▼
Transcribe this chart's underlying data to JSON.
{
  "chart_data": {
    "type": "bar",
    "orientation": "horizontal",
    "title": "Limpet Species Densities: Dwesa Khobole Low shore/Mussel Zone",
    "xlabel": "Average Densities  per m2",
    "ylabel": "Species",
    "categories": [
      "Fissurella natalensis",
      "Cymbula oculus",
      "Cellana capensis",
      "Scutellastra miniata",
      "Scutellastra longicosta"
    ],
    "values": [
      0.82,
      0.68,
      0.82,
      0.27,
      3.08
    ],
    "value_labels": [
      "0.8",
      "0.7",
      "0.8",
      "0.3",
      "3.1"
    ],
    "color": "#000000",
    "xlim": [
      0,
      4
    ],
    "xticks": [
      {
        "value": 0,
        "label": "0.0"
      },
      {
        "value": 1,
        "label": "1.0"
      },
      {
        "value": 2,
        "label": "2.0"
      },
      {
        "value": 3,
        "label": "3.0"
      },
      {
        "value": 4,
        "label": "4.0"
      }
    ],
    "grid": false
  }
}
▲
### [TO BE DONE]
State the number of lines in this listing that contain the string "Densities", and add nothing else.

### [ANSWER IN FULL]
2